== RECORD EXTRACTS ==
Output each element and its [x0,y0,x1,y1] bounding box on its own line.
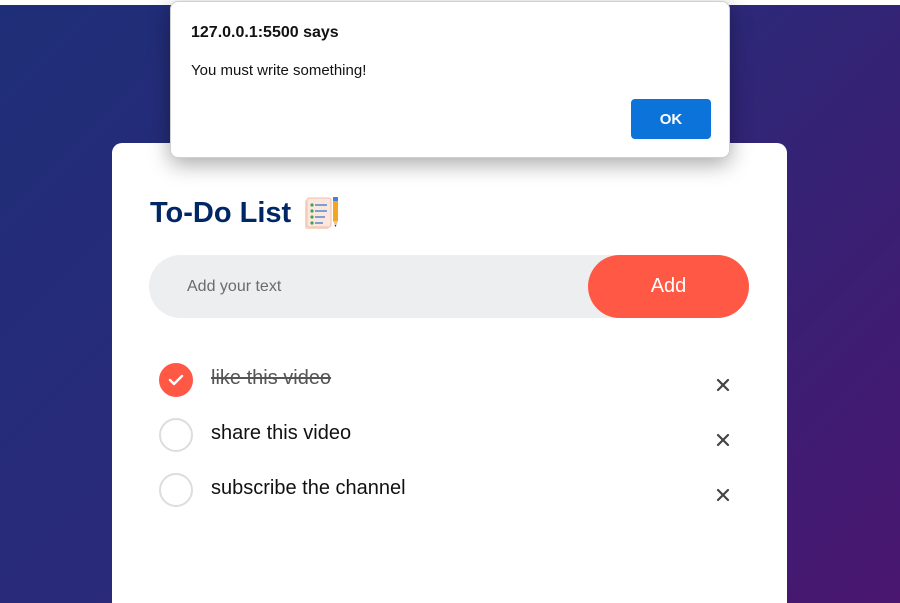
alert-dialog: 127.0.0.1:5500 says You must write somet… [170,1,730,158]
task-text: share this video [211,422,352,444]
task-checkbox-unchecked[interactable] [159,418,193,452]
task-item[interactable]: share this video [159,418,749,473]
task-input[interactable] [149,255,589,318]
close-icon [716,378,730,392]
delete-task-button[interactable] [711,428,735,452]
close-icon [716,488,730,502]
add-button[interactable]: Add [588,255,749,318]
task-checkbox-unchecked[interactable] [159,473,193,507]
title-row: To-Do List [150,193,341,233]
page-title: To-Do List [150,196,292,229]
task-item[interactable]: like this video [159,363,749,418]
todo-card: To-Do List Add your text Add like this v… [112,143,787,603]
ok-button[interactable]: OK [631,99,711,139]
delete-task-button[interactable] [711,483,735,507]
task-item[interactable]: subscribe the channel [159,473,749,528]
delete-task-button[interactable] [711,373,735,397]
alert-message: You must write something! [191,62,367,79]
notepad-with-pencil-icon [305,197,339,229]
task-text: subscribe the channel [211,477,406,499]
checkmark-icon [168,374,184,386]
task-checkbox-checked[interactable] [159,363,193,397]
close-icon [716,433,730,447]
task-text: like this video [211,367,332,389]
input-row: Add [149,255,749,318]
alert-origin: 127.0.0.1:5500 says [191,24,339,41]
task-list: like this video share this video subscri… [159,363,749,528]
===
◆ WHAT IS REQUIRED
Please arrange the lines of the entries above as a numbered list, from the line that contains "alert-dialog: 127.0.0.1:5500 says" through the line that contains "task-input[interactable] [149,255,589,318]", with both ends included and blank lines left out.

◆ RESULT
1. alert-dialog: 127.0.0.1:5500 says You must write somet… [170,1,730,158]
2. task-text: share this video [211,422,352,444]
3. task-checkbox-unchecked[interactable] [159,418,193,452]
4. task-item[interactable]: share this video [159,418,749,473]
5. task-input[interactable] [149,255,589,318]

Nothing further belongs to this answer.